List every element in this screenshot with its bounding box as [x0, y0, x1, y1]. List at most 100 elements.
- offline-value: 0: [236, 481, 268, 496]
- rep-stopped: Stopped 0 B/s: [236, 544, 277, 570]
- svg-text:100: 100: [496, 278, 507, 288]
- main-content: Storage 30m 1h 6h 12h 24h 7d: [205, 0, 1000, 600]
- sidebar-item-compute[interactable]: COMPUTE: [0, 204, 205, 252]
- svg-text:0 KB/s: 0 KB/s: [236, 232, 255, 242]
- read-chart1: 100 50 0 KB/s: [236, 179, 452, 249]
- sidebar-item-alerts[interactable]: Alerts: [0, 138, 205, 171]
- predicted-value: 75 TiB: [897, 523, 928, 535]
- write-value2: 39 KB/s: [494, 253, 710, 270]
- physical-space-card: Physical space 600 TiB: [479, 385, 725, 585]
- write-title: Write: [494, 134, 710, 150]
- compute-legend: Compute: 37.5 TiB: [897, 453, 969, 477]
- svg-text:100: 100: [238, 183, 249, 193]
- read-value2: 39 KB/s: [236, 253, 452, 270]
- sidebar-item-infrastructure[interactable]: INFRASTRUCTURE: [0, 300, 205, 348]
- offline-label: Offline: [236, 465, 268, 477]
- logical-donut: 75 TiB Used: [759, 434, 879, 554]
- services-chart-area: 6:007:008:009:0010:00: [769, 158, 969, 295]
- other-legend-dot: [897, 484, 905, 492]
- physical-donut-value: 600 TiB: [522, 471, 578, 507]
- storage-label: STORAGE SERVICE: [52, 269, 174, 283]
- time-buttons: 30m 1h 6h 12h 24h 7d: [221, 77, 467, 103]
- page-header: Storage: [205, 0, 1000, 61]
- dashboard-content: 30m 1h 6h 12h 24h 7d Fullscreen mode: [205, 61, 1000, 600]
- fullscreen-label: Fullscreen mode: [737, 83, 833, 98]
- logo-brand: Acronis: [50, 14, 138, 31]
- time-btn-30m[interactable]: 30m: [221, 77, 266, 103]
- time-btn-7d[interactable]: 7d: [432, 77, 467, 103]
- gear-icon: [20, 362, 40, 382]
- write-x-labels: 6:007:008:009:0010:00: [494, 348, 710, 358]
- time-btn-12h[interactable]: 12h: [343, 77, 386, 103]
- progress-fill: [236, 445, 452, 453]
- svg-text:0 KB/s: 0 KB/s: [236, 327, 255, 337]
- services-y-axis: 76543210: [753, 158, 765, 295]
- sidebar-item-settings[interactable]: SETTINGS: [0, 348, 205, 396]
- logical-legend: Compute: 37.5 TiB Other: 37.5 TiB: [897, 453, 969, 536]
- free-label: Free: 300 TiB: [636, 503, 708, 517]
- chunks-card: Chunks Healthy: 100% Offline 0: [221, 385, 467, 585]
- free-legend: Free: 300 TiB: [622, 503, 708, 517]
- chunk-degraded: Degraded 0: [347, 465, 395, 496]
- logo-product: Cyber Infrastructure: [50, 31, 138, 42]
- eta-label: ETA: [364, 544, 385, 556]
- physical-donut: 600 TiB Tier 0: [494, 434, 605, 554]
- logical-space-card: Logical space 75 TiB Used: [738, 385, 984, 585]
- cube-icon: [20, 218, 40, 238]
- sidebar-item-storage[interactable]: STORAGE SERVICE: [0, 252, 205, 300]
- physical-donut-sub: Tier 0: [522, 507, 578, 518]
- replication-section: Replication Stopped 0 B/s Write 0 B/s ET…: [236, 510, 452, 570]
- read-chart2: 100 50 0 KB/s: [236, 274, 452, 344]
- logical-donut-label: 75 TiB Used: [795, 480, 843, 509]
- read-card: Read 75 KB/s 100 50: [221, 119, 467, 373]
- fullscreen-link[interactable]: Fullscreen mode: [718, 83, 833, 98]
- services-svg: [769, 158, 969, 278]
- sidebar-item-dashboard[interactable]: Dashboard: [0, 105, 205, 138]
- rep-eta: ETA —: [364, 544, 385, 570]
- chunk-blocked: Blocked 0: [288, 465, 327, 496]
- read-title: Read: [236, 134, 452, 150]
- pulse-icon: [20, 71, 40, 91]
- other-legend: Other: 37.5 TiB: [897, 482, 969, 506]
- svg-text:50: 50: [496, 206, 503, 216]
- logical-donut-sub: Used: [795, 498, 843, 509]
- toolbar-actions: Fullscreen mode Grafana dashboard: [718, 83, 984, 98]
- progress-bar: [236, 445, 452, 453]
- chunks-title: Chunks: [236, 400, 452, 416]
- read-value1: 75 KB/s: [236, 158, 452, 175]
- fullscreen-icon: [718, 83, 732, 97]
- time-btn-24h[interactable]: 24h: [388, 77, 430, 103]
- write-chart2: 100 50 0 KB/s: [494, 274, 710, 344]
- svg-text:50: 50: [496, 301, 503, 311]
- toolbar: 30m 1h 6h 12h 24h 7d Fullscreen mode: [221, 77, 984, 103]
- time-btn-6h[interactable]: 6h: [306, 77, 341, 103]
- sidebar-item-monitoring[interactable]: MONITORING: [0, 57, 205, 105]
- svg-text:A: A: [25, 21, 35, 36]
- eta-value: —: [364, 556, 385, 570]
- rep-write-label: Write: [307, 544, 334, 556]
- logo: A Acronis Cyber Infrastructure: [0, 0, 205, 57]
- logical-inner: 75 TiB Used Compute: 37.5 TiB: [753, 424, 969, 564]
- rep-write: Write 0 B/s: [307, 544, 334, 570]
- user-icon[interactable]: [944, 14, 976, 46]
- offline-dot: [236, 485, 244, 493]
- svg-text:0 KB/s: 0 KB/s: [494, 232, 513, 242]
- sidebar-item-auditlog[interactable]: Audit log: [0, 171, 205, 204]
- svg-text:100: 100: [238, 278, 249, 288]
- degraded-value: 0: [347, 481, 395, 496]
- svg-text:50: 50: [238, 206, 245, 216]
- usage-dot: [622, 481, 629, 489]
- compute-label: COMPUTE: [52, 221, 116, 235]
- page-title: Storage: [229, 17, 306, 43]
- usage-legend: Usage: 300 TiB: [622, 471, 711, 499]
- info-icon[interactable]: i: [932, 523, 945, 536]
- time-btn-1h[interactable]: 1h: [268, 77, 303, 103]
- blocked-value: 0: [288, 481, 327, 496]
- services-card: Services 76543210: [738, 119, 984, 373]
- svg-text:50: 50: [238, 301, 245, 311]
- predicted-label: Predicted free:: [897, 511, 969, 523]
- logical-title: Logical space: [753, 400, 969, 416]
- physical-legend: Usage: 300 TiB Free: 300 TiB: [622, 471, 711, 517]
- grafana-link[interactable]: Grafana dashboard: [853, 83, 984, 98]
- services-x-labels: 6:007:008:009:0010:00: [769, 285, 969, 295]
= = = = =
## The task
Reproduce every one of the lines above verbatim, without any alteration.

## Exercise solution
List every element in this screenshot with its bounding box as [x0, y0, x1, y1]. List at most 100 elements.
- offline-value: 0: [236, 481, 268, 496]
- rep-stopped: Stopped 0 B/s: [236, 544, 277, 570]
- svg-text:100: 100: [496, 278, 507, 288]
- main-content: Storage 30m 1h 6h 12h 24h 7d: [205, 0, 1000, 600]
- sidebar-item-compute[interactable]: COMPUTE: [0, 204, 205, 252]
- svg-text:0 KB/s: 0 KB/s: [236, 232, 255, 242]
- read-chart1: 100 50 0 KB/s: [236, 179, 452, 249]
- sidebar-item-alerts[interactable]: Alerts: [0, 138, 205, 171]
- predicted-value: 75 TiB: [897, 523, 928, 535]
- write-value2: 39 KB/s: [494, 253, 710, 270]
- physical-space-card: Physical space 600 TiB: [479, 385, 725, 585]
- write-title: Write: [494, 134, 710, 150]
- compute-legend: Compute: 37.5 TiB: [897, 453, 969, 477]
- svg-text:100: 100: [238, 183, 249, 193]
- read-value2: 39 KB/s: [236, 253, 452, 270]
- sidebar-item-infrastructure[interactable]: INFRASTRUCTURE: [0, 300, 205, 348]
- offline-label: Offline: [236, 465, 268, 477]
- logical-donut: 75 TiB Used: [759, 434, 879, 554]
- services-chart-area: 6:007:008:009:0010:00: [769, 158, 969, 295]
- other-legend-dot: [897, 484, 905, 492]
- physical-donut-value: 600 TiB: [522, 471, 578, 507]
- storage-label: STORAGE SERVICE: [52, 269, 174, 283]
- time-buttons: 30m 1h 6h 12h 24h 7d: [221, 77, 467, 103]
- page-header: Storage: [205, 0, 1000, 61]
- dashboard-content: 30m 1h 6h 12h 24h 7d Fullscreen mode: [205, 61, 1000, 600]
- fullscreen-label: Fullscreen mode: [737, 83, 833, 98]
- logo-brand: Acronis: [50, 14, 138, 31]
- time-btn-30m[interactable]: 30m: [221, 77, 266, 103]
- time-btn-7d[interactable]: 7d: [432, 77, 467, 103]
- gear-icon: [20, 362, 40, 382]
- write-x-labels: 6:007:008:009:0010:00: [494, 348, 710, 358]
- time-btn-12h[interactable]: 12h: [343, 77, 386, 103]
- progress-fill: [236, 445, 452, 453]
- svg-text:0 KB/s: 0 KB/s: [236, 327, 255, 337]
- services-y-axis: 76543210: [753, 158, 765, 295]
- sidebar-item-settings[interactable]: SETTINGS: [0, 348, 205, 396]
- logical-legend: Compute: 37.5 TiB Other: 37.5 TiB: [897, 453, 969, 536]
- free-label: Free: 300 TiB: [636, 503, 708, 517]
- chunks-card: Chunks Healthy: 100% Offline 0: [221, 385, 467, 585]
- free-legend: Free: 300 TiB: [622, 503, 708, 517]
- chunk-degraded: Degraded 0: [347, 465, 395, 496]
- logo-product: Cyber Infrastructure: [50, 31, 138, 42]
- eta-label: ETA: [364, 544, 385, 556]
- physical-donut: 600 TiB Tier 0: [494, 434, 605, 554]
- logical-space-card: Logical space 75 TiB Used: [738, 385, 984, 585]
- cube-icon: [20, 218, 40, 238]
- sidebar-item-storage[interactable]: STORAGE SERVICE: [0, 252, 205, 300]
- physical-donut-sub: Tier 0: [522, 507, 578, 518]
- replication-section: Replication Stopped 0 B/s Write 0 B/s ET…: [236, 510, 452, 570]
- read-chart2: 100 50 0 KB/s: [236, 274, 452, 344]
- logical-donut-label: 75 TiB Used: [795, 480, 843, 509]
- read-card: Read 75 KB/s 100 50: [221, 119, 467, 373]
- fullscreen-link[interactable]: Fullscreen mode: [718, 83, 833, 98]
- services-svg: [769, 158, 969, 278]
- sidebar-item-dashboard[interactable]: Dashboard: [0, 105, 205, 138]
- rep-eta: ETA —: [364, 544, 385, 570]
- chunk-blocked: Blocked 0: [288, 465, 327, 496]
- read-title: Read: [236, 134, 452, 150]
- pulse-icon: [20, 71, 40, 91]
- other-legend: Other: 37.5 TiB: [897, 482, 969, 506]
- svg-text:50: 50: [496, 206, 503, 216]
- logical-donut-sub: Used: [795, 498, 843, 509]
- toolbar-actions: Fullscreen mode Grafana dashboard: [718, 83, 984, 98]
- progress-bar: [236, 445, 452, 453]
- chunks-title: Chunks: [236, 400, 452, 416]
- read-value1: 75 KB/s: [236, 158, 452, 175]
- fullscreen-icon: [718, 83, 732, 97]
- time-btn-24h[interactable]: 24h: [388, 77, 430, 103]
- write-chart2: 100 50 0 KB/s: [494, 274, 710, 344]
- svg-text:50: 50: [496, 301, 503, 311]
- toolbar: 30m 1h 6h 12h 24h 7d Fullscreen mode: [221, 77, 984, 103]
- time-btn-6h[interactable]: 6h: [306, 77, 341, 103]
- sidebar-item-monitoring[interactable]: MONITORING: [0, 57, 205, 105]
- svg-text:A: A: [25, 21, 35, 36]
- eta-value: —: [364, 556, 385, 570]
- rep-write-label: Write: [307, 544, 334, 556]
- logo: A Acronis Cyber Infrastructure: [0, 0, 205, 57]
- logical-inner: 75 TiB Used Compute: 37.5 TiB: [753, 424, 969, 564]
- rep-write: Write 0 B/s: [307, 544, 334, 570]
- user-icon[interactable]: [944, 14, 976, 46]
- offline-dot: [236, 485, 244, 493]
- svg-text:0 KB/s: 0 KB/s: [494, 232, 513, 242]
- sidebar-item-auditlog[interactable]: Audit log: [0, 171, 205, 204]
- svg-text:100: 100: [238, 278, 249, 288]
- degraded-value: 0: [347, 481, 395, 496]
- svg-text:50: 50: [238, 206, 245, 216]
- usage-dot: [622, 481, 629, 489]
- compute-label: COMPUTE: [52, 221, 116, 235]
- page-title: Storage: [229, 17, 306, 43]
- usage-legend: Usage: 300 TiB: [622, 471, 711, 499]
- info-icon[interactable]: i: [932, 523, 945, 536]
- time-btn-1h[interactable]: 1h: [268, 77, 303, 103]
- blocked-value: 0: [288, 481, 327, 496]
- services-card: Services 76543210: [738, 119, 984, 373]
- svg-text:50: 50: [238, 301, 245, 311]
- predicted-label: Predicted free:: [897, 511, 969, 523]
- logical-title: Logical space: [753, 400, 969, 416]
- physical-legend: Usage: 300 TiB Free: 300 TiB: [622, 471, 711, 517]
- grafana-link[interactable]: Grafana dashboard: [853, 83, 984, 98]
- services-x-labels: 6:007:008:009:0010:00: [769, 285, 969, 295]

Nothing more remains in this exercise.